Leave out the pictures and copy every record exactly.

▶ _Task data_
* begin *
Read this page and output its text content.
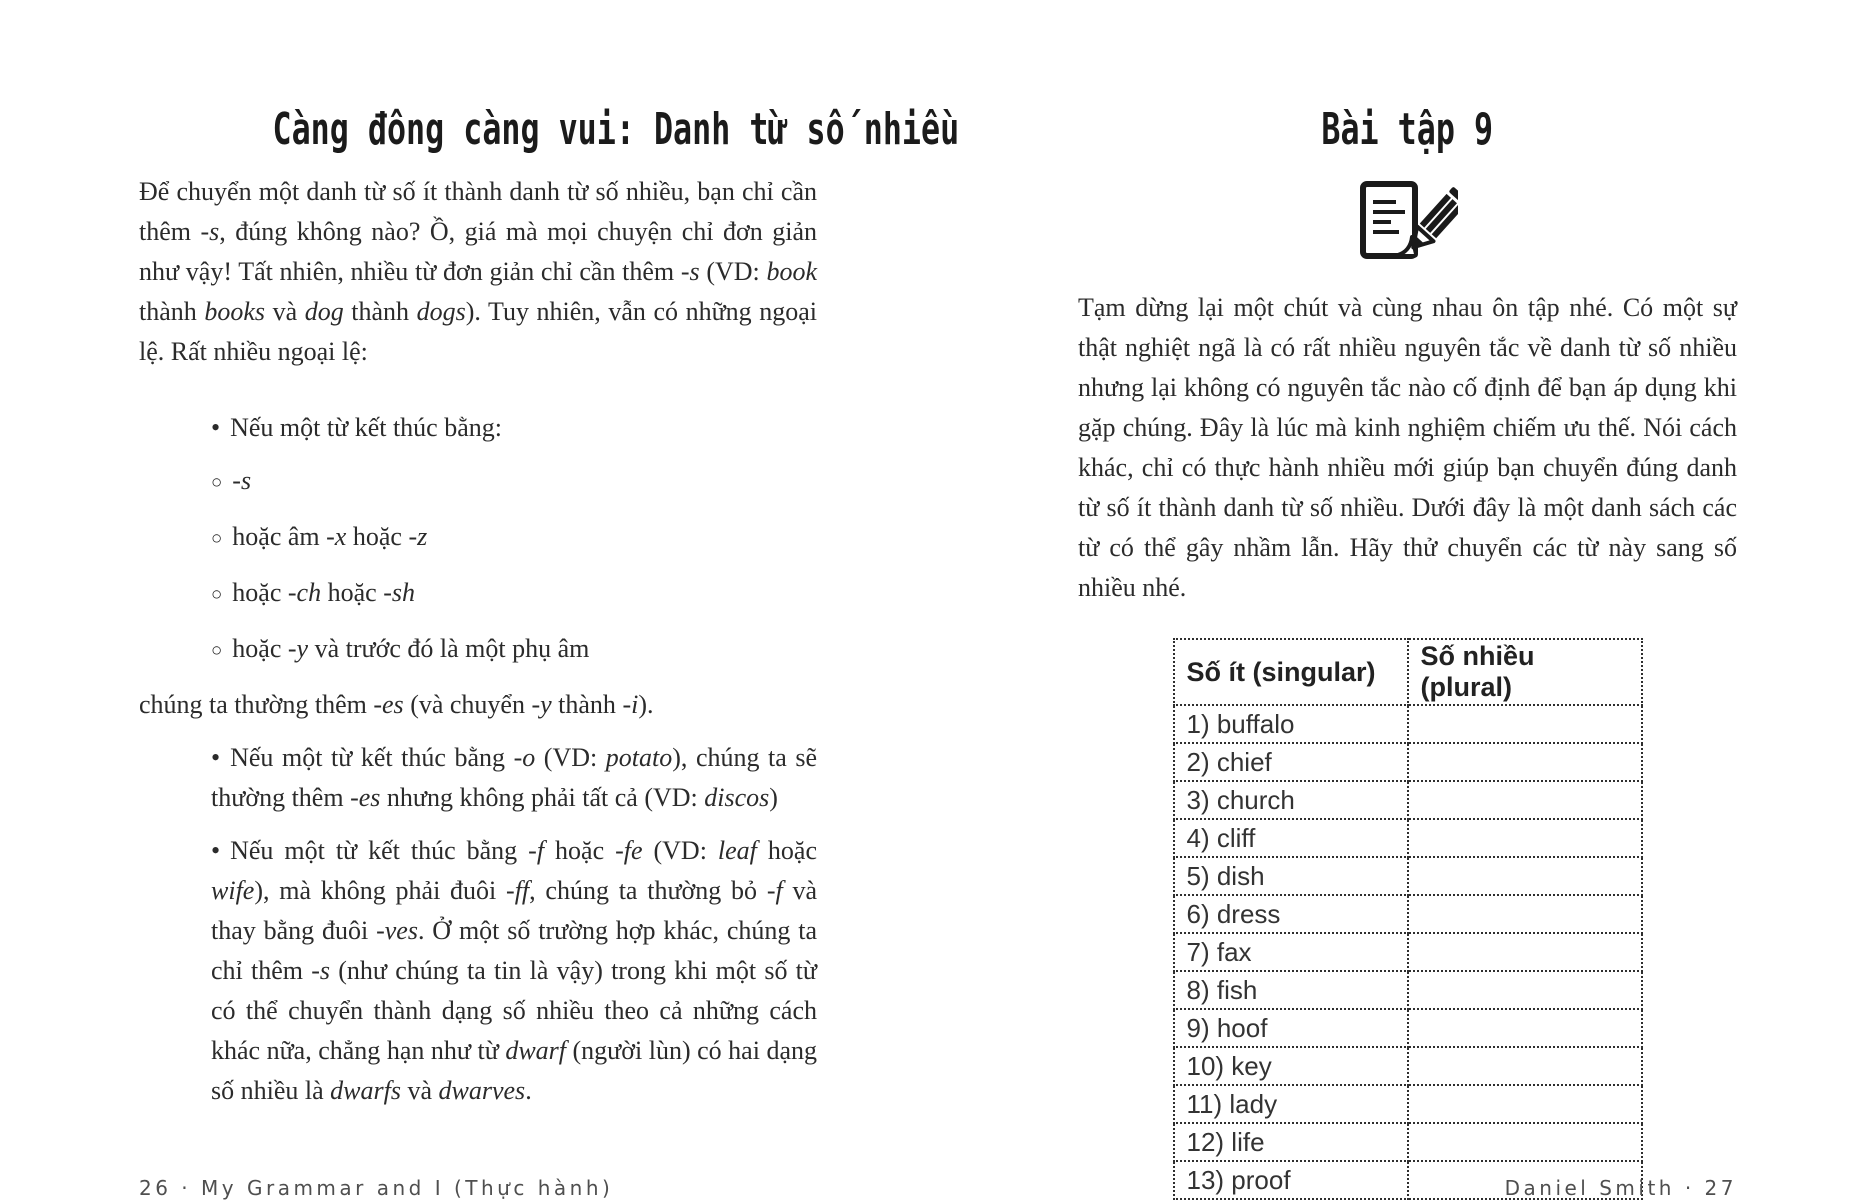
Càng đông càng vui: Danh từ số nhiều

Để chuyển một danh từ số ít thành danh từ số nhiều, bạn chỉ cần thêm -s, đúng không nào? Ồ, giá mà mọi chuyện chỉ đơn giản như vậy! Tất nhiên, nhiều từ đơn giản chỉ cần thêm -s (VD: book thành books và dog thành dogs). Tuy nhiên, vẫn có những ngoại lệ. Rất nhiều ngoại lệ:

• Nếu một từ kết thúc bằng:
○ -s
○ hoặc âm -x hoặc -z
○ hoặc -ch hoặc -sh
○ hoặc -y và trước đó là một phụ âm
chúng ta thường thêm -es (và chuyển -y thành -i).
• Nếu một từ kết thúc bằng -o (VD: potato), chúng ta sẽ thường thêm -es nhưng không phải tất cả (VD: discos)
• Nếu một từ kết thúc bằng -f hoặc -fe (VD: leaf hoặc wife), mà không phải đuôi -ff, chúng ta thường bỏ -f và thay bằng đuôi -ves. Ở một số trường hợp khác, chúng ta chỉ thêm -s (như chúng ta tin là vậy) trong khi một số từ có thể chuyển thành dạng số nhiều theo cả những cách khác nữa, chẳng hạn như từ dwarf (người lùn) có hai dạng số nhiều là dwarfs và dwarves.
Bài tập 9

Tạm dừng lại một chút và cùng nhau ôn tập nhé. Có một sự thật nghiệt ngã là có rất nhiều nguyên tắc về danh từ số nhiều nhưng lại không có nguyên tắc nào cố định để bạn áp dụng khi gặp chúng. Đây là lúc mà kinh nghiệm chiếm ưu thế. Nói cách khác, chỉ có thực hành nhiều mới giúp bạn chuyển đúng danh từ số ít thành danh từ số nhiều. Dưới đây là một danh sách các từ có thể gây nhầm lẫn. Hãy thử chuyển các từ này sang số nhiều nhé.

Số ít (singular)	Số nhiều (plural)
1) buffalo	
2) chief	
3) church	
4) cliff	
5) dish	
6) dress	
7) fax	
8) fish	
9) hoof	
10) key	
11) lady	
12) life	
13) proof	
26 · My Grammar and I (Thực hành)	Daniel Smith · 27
* end *
▶ _Exercise output_
Read this page and output its text content.
Càng đông càng vui: Danh từ số nhiều

Để chuyển một danh từ số ít thành danh từ số nhiều, bạn chỉ cần thêm -s, đúng không nào? Ồ, giá mà mọi chuyện chỉ đơn giản như vậy! Tất nhiên, nhiều từ đơn giản chỉ cần thêm -s (VD: book thành books và dog thành dogs). Tuy nhiên, vẫn có những ngoại lệ. Rất nhiều ngoại lệ:

• Nếu một từ kết thúc bằng:
○ -s
○ hoặc âm -x hoặc -z
○ hoặc -ch hoặc -sh
○ hoặc -y và trước đó là một phụ âm
chúng ta thường thêm -es (và chuyển -y thành -i).
• Nếu một từ kết thúc bằng -o (VD: potato), chúng ta sẽ thường thêm -es nhưng không phải tất cả (VD: discos)
• Nếu một từ kết thúc bằng -f hoặc -fe (VD: leaf hoặc wife), mà không phải đuôi -ff, chúng ta thường bỏ -f và thay bằng đuôi -ves. Ở một số trường hợp khác, chúng ta chỉ thêm -s (như chúng ta tin là vậy) trong khi một số từ có thể chuyển thành dạng số nhiều theo cả những cách khác nữa, chẳng hạn như từ dwarf (người lùn) có hai dạng số nhiều là dwarfs và dwarves.
Bài tập 9

Tạm dừng lại một chút và cùng nhau ôn tập nhé. Có một sự thật nghiệt ngã là có rất nhiều nguyên tắc về danh từ số nhiều nhưng lại không có nguyên tắc nào cố định để bạn áp dụng khi gặp chúng. Đây là lúc mà kinh nghiệm chiếm ưu thế. Nói cách khác, chỉ có thực hành nhiều mới giúp bạn chuyển đúng danh từ số ít thành danh từ số nhiều. Dưới đây là một danh sách các từ có thể gây nhầm lẫn. Hãy thử chuyển các từ này sang số nhiều nhé.

Số ít (singular)	Số nhiều (plural)
1) buffalo	
2) chief	
3) church	
4) cliff	
5) dish	
6) dress	
7) fax	
8) fish	
9) hoof	
10) key	
11) lady	
12) life	
13) proof	
26 · My Grammar and I (Thực hành)	Daniel Smith · 27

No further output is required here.